• _WHAT YOU WILL DO_
In how many lines of the data does the word "Normalized" appear? Give the number by itself.

(Entries taken from a collection)
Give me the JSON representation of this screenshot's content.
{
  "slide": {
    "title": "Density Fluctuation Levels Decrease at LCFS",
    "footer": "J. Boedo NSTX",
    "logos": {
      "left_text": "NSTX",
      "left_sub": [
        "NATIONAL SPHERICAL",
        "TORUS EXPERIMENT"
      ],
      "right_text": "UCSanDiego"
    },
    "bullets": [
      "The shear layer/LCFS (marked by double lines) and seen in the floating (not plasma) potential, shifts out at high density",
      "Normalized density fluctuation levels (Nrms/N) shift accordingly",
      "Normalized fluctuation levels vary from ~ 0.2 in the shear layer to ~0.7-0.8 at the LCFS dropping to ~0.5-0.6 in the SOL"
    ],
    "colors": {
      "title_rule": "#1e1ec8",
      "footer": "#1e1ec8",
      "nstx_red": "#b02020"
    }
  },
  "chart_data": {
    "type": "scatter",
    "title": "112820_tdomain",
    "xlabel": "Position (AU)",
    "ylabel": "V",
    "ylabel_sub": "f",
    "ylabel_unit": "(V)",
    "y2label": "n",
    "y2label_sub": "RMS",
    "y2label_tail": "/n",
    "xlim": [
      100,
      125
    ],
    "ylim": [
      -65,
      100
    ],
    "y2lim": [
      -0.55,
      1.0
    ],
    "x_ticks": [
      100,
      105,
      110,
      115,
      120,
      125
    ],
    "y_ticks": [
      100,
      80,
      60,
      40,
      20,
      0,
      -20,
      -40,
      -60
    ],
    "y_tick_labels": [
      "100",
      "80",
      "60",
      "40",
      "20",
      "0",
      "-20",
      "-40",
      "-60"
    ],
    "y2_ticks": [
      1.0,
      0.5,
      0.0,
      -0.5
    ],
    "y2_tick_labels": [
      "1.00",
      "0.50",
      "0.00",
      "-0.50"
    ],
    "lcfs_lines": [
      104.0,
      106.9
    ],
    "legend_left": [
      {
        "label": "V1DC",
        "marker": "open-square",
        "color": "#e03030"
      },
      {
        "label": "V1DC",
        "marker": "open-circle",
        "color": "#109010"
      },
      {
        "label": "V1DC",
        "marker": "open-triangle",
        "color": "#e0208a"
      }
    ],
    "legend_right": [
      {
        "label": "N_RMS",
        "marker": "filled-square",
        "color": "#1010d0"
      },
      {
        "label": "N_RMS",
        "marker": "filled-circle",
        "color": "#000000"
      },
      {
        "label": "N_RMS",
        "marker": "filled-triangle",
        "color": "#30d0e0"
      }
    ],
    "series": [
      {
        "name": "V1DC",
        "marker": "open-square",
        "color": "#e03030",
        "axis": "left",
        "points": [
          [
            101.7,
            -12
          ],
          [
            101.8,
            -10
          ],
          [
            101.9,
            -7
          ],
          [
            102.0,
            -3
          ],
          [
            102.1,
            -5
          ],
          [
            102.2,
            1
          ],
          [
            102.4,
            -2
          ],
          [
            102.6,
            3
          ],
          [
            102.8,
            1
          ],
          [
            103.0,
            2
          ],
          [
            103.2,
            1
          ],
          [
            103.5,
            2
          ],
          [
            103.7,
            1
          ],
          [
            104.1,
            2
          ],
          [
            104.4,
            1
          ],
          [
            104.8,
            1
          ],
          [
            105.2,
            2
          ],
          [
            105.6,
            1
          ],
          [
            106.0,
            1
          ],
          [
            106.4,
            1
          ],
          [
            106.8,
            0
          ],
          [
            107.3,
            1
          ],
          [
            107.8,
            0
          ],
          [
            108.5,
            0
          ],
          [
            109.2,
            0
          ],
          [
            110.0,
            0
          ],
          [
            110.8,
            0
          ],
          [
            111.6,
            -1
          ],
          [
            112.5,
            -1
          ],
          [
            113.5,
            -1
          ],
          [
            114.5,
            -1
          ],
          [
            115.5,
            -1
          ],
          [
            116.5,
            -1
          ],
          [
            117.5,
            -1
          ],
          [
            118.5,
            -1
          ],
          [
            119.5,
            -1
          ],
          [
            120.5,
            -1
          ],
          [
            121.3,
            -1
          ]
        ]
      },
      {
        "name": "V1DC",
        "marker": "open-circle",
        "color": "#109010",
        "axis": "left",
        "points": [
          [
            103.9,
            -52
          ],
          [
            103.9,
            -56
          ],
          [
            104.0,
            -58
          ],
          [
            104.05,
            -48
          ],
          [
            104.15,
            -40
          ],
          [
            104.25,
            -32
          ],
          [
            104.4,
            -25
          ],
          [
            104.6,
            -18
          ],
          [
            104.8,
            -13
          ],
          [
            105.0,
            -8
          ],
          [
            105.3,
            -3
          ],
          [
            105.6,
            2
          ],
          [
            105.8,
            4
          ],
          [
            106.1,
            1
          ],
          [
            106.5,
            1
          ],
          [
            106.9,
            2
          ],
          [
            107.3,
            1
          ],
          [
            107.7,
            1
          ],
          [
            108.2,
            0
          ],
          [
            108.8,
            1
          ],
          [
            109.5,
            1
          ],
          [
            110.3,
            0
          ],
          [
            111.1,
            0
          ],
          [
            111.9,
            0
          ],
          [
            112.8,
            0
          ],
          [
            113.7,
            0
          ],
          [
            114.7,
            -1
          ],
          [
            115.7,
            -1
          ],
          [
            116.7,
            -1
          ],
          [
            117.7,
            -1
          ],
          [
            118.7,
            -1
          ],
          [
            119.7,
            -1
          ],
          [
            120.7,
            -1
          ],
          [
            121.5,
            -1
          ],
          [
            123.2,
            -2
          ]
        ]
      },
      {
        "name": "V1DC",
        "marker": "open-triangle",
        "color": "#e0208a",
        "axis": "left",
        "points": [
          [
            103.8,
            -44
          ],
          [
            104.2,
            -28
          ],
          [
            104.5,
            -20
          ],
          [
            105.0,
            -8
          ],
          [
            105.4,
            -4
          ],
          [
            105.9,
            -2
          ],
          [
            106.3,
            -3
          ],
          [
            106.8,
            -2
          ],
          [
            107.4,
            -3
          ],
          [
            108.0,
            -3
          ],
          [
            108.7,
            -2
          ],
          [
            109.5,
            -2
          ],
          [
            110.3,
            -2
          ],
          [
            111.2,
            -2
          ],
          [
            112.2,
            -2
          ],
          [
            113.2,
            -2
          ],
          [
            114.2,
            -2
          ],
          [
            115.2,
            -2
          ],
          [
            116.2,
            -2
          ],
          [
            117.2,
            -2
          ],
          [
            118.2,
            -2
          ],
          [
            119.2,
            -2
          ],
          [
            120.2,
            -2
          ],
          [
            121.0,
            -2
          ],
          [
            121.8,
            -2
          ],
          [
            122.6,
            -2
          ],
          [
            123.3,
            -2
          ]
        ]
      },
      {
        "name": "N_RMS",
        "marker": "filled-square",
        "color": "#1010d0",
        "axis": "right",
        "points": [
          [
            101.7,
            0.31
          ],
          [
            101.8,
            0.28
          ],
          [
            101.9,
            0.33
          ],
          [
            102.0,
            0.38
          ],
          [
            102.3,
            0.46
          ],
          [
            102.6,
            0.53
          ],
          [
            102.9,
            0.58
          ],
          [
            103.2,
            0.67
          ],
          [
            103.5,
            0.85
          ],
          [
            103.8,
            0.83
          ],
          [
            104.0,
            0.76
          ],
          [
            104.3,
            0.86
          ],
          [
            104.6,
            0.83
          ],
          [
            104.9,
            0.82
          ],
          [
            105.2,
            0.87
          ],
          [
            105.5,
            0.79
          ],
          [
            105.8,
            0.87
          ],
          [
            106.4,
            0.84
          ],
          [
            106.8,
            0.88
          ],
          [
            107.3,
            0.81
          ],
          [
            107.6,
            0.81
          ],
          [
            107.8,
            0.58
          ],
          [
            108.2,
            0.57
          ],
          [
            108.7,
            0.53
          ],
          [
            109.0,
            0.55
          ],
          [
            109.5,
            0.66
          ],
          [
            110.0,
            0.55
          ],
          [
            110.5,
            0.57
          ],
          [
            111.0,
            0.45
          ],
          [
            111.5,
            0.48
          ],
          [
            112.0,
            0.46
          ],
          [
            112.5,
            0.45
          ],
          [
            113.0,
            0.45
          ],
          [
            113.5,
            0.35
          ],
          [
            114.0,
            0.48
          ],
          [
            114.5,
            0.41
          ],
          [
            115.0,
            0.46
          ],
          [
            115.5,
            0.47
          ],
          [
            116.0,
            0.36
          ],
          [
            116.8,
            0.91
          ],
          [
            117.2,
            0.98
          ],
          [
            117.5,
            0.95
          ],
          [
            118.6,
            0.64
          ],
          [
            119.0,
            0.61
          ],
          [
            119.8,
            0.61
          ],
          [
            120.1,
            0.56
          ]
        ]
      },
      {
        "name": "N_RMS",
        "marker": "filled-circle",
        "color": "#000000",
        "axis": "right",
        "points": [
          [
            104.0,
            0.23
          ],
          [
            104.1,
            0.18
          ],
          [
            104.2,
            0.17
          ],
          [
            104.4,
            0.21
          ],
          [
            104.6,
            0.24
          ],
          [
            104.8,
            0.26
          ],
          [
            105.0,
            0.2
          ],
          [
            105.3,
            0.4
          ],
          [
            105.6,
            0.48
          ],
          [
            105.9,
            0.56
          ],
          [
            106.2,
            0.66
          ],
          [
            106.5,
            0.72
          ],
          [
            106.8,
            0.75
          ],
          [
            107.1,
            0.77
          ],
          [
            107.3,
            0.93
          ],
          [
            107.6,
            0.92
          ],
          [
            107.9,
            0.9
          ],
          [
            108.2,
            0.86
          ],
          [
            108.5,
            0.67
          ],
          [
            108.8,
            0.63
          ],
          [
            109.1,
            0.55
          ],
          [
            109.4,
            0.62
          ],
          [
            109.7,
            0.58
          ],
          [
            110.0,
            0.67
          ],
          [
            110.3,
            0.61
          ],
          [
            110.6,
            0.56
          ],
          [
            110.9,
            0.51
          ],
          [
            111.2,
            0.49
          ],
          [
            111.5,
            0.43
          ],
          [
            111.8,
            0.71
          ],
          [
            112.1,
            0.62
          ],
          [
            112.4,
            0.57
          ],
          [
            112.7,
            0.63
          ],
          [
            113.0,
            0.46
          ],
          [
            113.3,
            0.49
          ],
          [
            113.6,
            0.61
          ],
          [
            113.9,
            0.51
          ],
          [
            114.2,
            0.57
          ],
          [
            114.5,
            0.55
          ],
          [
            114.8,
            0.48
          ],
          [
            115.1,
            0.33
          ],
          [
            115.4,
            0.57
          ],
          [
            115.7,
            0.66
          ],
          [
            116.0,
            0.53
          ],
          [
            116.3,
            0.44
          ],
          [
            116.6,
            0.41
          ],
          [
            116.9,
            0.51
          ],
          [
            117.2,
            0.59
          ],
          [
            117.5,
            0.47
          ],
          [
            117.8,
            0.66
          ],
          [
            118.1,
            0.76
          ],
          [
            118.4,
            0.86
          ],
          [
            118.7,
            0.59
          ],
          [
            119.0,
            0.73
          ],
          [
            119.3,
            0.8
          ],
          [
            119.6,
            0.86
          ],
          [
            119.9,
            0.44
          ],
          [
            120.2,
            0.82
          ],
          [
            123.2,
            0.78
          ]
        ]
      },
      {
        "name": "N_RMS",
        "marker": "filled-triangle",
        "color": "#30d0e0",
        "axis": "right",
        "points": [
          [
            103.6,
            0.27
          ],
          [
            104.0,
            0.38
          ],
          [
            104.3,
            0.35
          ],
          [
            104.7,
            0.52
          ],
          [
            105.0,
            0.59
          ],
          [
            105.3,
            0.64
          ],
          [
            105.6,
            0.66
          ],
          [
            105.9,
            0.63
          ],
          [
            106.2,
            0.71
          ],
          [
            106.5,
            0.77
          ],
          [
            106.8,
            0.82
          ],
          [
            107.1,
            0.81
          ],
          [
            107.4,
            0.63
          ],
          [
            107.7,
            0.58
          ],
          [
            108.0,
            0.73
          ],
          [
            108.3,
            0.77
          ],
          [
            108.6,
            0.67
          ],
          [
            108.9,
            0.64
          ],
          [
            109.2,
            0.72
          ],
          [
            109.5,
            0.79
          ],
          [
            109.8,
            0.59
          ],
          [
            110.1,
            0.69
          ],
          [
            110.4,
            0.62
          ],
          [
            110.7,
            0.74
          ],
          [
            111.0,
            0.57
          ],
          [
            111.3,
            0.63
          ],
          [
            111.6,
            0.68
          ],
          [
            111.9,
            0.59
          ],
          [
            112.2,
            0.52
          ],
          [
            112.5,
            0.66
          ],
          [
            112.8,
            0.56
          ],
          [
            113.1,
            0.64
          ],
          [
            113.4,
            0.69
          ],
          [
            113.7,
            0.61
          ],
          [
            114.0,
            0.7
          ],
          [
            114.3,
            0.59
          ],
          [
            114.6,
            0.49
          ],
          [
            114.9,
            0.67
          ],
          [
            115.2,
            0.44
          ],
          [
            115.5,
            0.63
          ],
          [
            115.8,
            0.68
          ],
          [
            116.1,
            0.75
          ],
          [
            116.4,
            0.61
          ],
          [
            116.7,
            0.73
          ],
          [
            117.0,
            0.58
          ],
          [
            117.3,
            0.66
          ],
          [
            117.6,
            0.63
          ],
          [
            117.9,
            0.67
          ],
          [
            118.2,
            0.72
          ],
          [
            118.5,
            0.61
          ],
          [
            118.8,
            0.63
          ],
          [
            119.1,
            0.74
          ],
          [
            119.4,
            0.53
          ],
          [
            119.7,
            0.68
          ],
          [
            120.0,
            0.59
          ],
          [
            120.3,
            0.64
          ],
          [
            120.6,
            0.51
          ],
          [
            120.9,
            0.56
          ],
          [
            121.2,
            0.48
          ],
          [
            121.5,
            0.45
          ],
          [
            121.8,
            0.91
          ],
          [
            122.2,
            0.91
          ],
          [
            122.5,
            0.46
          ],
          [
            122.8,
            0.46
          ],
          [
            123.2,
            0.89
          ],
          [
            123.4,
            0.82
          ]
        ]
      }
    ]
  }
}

• _TASK SOLUTION_
2